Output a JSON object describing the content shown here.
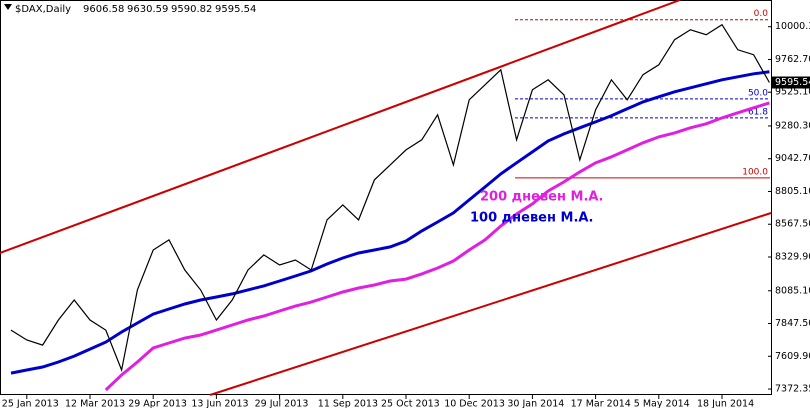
{
  "header": {
    "symbol": "$DAX,Daily",
    "open": 9606.58,
    "high": 9630.59,
    "low": 9590.82,
    "close": 9595.54
  },
  "chart_data": {
    "type": "line",
    "categories": [
      null,
      "25 Jan 2013",
      null,
      null,
      null,
      "12 Mar 2013",
      null,
      null,
      null,
      "29 Apr 2013",
      null,
      null,
      null,
      "13 Jun 2013",
      null,
      null,
      null,
      "29 Jul 2013",
      null,
      null,
      null,
      "11 Sep 2013",
      null,
      null,
      null,
      "25 Oct 2013",
      null,
      null,
      null,
      "10 Dec 2013",
      null,
      null,
      null,
      "30 Jan 2014",
      null,
      null,
      null,
      "17 Mar 2014",
      null,
      null,
      null,
      "5 May 2014",
      null,
      null,
      null,
      "18 Jun 2014",
      null,
      null,
      null
    ],
    "values": [
      7800,
      7728,
      7691,
      7873,
      8018,
      7873,
      7800,
      7510,
      8091,
      8381,
      8454,
      8236,
      8091,
      7873,
      8018,
      8236,
      8345,
      8272,
      8308,
      8236,
      8599,
      8708,
      8599,
      8889,
      8998,
      9107,
      9180,
      9361,
      8998,
      9470,
      9579,
      9688,
      9180,
      9543,
      9615,
      9506,
      9034,
      9397,
      9615,
      9470,
      9652,
      9724,
      9906,
      9978,
      9942,
      10015,
      9833,
      9797,
      9595.54
    ],
    "color": "#000000",
    "series": [
      {
        "name": "200 дневен М.А.",
        "color": "#e020e0",
        "values": [
          null,
          null,
          null,
          null,
          null,
          null,
          7365,
          7474,
          7568,
          7670,
          7706,
          7742,
          7764,
          7800,
          7837,
          7873,
          7902,
          7938,
          7974,
          8003,
          8040,
          8076,
          8105,
          8127,
          8156,
          8170,
          8207,
          8250,
          8301,
          8381,
          8454,
          8555,
          8642,
          8715,
          8809,
          8875,
          8947,
          9013,
          9056,
          9107,
          9158,
          9201,
          9230,
          9267,
          9296,
          9339,
          9376,
          9412,
          9448
        ]
      },
      {
        "name": "100 дневен М.А.",
        "color": "#0000cc",
        "values": [
          7488,
          7510,
          7532,
          7568,
          7611,
          7662,
          7713,
          7786,
          7851,
          7916,
          7953,
          7989,
          8018,
          8040,
          8062,
          8091,
          8120,
          8156,
          8192,
          8229,
          8279,
          8323,
          8359,
          8381,
          8403,
          8446,
          8519,
          8584,
          8650,
          8744,
          8838,
          8933,
          9013,
          9092,
          9172,
          9223,
          9267,
          9310,
          9354,
          9405,
          9455,
          9492,
          9528,
          9557,
          9586,
          9615,
          9637,
          9659,
          9673
        ]
      }
    ],
    "levels": [
      {
        "label": "0.0",
        "price": 10051,
        "color": "#cc0000"
      },
      {
        "label": "50.0",
        "price": 9477,
        "color": "#0000cc"
      },
      {
        "label": "61.8",
        "price": 9339,
        "color": "#0000cc"
      },
      {
        "label": "100.0",
        "price": 8904,
        "color": "#cc0000"
      }
    ],
    "ylim": [
      7329,
      10194
    ],
    "yticks": [
      {
        "value": 10000.3,
        "label": "10000.30"
      },
      {
        "value": 9762.7,
        "label": "9762.70"
      },
      {
        "value": 9525.1,
        "label": "9525.10"
      },
      {
        "value": 9280.3,
        "label": "9280.30"
      },
      {
        "value": 9042.7,
        "label": "9042.70"
      },
      {
        "value": 8805.1,
        "label": "8805.10"
      },
      {
        "value": 8567.5,
        "label": "8567.50"
      },
      {
        "value": 8329.9,
        "label": "8329.90"
      },
      {
        "value": 8085.1,
        "label": "8085.10"
      },
      {
        "value": 7847.5,
        "label": "7847.50"
      },
      {
        "value": 7609.9,
        "label": "7609.90"
      },
      {
        "value": 7372.35,
        "label": "7372.35"
      }
    ],
    "grid": false
  }
}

### REQUIRED TASK
Repeat everything in the records precisely. Images are excluded from the copy.

### ANSWER FOR THIS EXERCISE
Output a JSON object describing the content shown here.
{
  "header": {
    "symbol": "$DAX,Daily",
    "open": 9606.58,
    "high": 9630.59,
    "low": 9590.82,
    "close": 9595.54
  },
  "chart_data": {
    "type": "line",
    "categories": [
      null,
      "25 Jan 2013",
      null,
      null,
      null,
      "12 Mar 2013",
      null,
      null,
      null,
      "29 Apr 2013",
      null,
      null,
      null,
      "13 Jun 2013",
      null,
      null,
      null,
      "29 Jul 2013",
      null,
      null,
      null,
      "11 Sep 2013",
      null,
      null,
      null,
      "25 Oct 2013",
      null,
      null,
      null,
      "10 Dec 2013",
      null,
      null,
      null,
      "30 Jan 2014",
      null,
      null,
      null,
      "17 Mar 2014",
      null,
      null,
      null,
      "5 May 2014",
      null,
      null,
      null,
      "18 Jun 2014",
      null,
      null,
      null
    ],
    "values": [
      7800,
      7728,
      7691,
      7873,
      8018,
      7873,
      7800,
      7510,
      8091,
      8381,
      8454,
      8236,
      8091,
      7873,
      8018,
      8236,
      8345,
      8272,
      8308,
      8236,
      8599,
      8708,
      8599,
      8889,
      8998,
      9107,
      9180,
      9361,
      8998,
      9470,
      9579,
      9688,
      9180,
      9543,
      9615,
      9506,
      9034,
      9397,
      9615,
      9470,
      9652,
      9724,
      9906,
      9978,
      9942,
      10015,
      9833,
      9797,
      9595.54
    ],
    "color": "#000000",
    "series": [
      {
        "name": "200 дневен М.А.",
        "color": "#e020e0",
        "values": [
          null,
          null,
          null,
          null,
          null,
          null,
          7365,
          7474,
          7568,
          7670,
          7706,
          7742,
          7764,
          7800,
          7837,
          7873,
          7902,
          7938,
          7974,
          8003,
          8040,
          8076,
          8105,
          8127,
          8156,
          8170,
          8207,
          8250,
          8301,
          8381,
          8454,
          8555,
          8642,
          8715,
          8809,
          8875,
          8947,
          9013,
          9056,
          9107,
          9158,
          9201,
          9230,
          9267,
          9296,
          9339,
          9376,
          9412,
          9448
        ]
      },
      {
        "name": "100 дневен М.А.",
        "color": "#0000cc",
        "values": [
          7488,
          7510,
          7532,
          7568,
          7611,
          7662,
          7713,
          7786,
          7851,
          7916,
          7953,
          7989,
          8018,
          8040,
          8062,
          8091,
          8120,
          8156,
          8192,
          8229,
          8279,
          8323,
          8359,
          8381,
          8403,
          8446,
          8519,
          8584,
          8650,
          8744,
          8838,
          8933,
          9013,
          9092,
          9172,
          9223,
          9267,
          9310,
          9354,
          9405,
          9455,
          9492,
          9528,
          9557,
          9586,
          9615,
          9637,
          9659,
          9673
        ]
      }
    ],
    "levels": [
      {
        "label": "0.0",
        "price": 10051,
        "color": "#cc0000"
      },
      {
        "label": "50.0",
        "price": 9477,
        "color": "#0000cc"
      },
      {
        "label": "61.8",
        "price": 9339,
        "color": "#0000cc"
      },
      {
        "label": "100.0",
        "price": 8904,
        "color": "#cc0000"
      }
    ],
    "ylim": [
      7329,
      10194
    ],
    "yticks": [
      {
        "value": 10000.3,
        "label": "10000.30"
      },
      {
        "value": 9762.7,
        "label": "9762.70"
      },
      {
        "value": 9525.1,
        "label": "9525.10"
      },
      {
        "value": 9280.3,
        "label": "9280.30"
      },
      {
        "value": 9042.7,
        "label": "9042.70"
      },
      {
        "value": 8805.1,
        "label": "8805.10"
      },
      {
        "value": 8567.5,
        "label": "8567.50"
      },
      {
        "value": 8329.9,
        "label": "8329.90"
      },
      {
        "value": 8085.1,
        "label": "8085.10"
      },
      {
        "value": 7847.5,
        "label": "7847.50"
      },
      {
        "value": 7609.9,
        "label": "7609.90"
      },
      {
        "value": 7372.35,
        "label": "7372.35"
      }
    ],
    "grid": false
  }
}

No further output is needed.